* Start DATA IN THIS EXERCISE *

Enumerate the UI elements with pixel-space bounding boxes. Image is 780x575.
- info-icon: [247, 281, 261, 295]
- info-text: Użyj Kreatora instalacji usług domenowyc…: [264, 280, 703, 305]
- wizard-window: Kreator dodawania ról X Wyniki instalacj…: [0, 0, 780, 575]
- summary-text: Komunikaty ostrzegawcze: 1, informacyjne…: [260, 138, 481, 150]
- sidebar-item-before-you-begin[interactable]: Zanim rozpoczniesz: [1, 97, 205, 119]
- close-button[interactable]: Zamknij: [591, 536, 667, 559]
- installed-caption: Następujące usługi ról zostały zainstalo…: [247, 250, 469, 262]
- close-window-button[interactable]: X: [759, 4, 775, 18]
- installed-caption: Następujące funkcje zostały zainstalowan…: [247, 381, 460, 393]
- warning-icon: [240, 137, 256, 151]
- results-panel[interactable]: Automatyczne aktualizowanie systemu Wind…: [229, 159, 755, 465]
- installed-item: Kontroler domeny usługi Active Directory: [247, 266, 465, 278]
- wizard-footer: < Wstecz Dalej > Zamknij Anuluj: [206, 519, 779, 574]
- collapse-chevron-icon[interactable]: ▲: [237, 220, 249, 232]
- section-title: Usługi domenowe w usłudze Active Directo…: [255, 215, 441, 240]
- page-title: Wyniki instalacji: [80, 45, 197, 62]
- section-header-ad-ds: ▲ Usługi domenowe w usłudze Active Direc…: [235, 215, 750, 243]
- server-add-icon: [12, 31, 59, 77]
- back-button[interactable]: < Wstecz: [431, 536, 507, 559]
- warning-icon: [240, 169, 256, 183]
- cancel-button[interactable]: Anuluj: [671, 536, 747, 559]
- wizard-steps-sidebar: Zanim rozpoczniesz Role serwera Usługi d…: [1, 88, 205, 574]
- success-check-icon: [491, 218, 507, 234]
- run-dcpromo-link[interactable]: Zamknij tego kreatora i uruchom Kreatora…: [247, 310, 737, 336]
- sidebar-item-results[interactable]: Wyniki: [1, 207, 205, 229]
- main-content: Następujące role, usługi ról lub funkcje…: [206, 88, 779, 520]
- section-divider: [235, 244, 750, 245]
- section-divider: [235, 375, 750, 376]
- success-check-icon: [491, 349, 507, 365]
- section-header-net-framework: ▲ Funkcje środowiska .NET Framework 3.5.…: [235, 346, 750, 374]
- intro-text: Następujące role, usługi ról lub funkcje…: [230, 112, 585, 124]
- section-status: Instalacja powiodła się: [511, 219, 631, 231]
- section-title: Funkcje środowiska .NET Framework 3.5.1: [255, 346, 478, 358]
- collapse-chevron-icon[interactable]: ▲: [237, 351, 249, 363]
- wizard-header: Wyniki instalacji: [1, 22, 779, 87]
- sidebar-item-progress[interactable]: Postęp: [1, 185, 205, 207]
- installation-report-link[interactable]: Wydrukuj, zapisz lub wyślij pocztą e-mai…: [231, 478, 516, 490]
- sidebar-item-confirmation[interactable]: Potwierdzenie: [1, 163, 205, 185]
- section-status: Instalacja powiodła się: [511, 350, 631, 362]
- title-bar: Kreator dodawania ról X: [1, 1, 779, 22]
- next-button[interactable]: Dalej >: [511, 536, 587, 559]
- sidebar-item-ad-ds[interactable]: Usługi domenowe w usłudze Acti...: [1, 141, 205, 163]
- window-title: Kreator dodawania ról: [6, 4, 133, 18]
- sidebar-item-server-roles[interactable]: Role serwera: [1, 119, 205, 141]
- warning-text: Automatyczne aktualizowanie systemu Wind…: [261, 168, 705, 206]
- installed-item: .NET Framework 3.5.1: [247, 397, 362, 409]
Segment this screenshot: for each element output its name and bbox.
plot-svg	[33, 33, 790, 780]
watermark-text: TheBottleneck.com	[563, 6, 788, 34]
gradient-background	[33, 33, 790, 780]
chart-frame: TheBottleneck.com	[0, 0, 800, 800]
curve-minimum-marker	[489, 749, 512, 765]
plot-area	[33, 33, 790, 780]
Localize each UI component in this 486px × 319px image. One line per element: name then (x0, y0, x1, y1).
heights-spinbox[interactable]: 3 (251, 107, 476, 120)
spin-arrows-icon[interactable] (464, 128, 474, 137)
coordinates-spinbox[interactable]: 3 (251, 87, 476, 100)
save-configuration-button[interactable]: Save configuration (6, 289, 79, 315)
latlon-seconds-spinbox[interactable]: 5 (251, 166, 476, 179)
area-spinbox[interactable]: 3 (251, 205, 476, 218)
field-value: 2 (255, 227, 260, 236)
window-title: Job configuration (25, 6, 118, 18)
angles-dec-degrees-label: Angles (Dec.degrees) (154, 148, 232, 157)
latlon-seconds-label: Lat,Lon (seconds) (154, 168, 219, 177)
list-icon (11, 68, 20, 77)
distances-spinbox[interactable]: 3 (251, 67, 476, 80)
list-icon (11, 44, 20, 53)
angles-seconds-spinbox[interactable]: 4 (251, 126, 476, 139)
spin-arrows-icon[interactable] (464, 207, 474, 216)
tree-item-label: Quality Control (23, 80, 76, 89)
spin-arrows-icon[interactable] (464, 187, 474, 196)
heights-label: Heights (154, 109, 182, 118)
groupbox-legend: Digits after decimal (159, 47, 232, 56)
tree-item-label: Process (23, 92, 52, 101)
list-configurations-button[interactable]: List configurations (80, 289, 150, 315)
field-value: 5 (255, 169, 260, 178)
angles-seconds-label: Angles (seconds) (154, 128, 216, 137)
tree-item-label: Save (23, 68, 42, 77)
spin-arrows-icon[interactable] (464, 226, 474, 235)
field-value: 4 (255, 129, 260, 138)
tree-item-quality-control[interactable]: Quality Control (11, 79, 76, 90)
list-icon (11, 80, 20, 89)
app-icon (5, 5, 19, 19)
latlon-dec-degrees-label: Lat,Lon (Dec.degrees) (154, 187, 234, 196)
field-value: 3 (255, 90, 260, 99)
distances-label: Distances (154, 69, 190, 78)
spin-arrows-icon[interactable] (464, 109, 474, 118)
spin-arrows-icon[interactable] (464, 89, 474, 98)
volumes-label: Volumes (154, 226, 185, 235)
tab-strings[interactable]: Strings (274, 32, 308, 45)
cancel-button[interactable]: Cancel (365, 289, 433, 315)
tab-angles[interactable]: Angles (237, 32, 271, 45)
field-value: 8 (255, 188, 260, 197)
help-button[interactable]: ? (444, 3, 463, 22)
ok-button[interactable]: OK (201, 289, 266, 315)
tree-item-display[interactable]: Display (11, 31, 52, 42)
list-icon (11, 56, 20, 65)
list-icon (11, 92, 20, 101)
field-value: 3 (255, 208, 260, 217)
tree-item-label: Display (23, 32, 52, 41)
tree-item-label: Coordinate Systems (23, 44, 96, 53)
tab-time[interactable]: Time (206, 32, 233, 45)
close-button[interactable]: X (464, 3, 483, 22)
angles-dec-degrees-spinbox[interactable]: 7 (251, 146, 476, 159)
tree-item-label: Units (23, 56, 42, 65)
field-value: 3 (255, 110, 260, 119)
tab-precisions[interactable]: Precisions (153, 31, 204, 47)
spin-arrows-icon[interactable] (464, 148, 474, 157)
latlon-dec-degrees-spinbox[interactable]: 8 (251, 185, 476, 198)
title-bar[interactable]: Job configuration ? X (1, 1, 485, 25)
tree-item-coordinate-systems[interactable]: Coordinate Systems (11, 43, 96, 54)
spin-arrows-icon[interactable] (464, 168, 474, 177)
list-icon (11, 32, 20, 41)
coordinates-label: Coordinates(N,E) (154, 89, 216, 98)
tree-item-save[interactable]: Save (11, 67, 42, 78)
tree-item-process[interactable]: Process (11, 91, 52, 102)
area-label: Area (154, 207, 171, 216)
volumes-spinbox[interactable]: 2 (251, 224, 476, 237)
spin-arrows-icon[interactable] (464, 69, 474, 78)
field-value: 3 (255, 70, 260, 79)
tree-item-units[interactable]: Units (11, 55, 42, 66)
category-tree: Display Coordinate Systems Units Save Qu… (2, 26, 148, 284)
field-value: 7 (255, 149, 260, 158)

* End DATA IN THIS EXERCISE *

### WHAT TO DO
Turn the lines from the first one through the line containing "- close-window-button[interactable]: X: [759, 4, 775, 18]", both included, into a JSON list of strings, with one string per line and blank lines left out.

### ANSWER FOR THIS EXERCISE
[
  "Enumerate the UI elements with pixel-space bounding boxes. Image is 780x575.",
  "- info-icon: [247, 281, 261, 295]",
  "- info-text: Użyj Kreatora instalacji usług domenowyc…: [264, 280, 703, 305]",
  "- wizard-window: Kreator dodawania ról X Wyniki instalacj…: [0, 0, 780, 575]",
  "- summary-text: Komunikaty ostrzegawcze: 1, informacyjne…: [260, 138, 481, 150]",
  "- sidebar-item-before-you-begin[interactable]: Zanim rozpoczniesz: [1, 97, 205, 119]",
  "- close-button[interactable]: Zamknij: [591, 536, 667, 559]",
  "- installed-caption: Następujące usługi ról zostały zainstalo…: [247, 250, 469, 262]",
  "- close-window-button[interactable]: X: [759, 4, 775, 18]"
]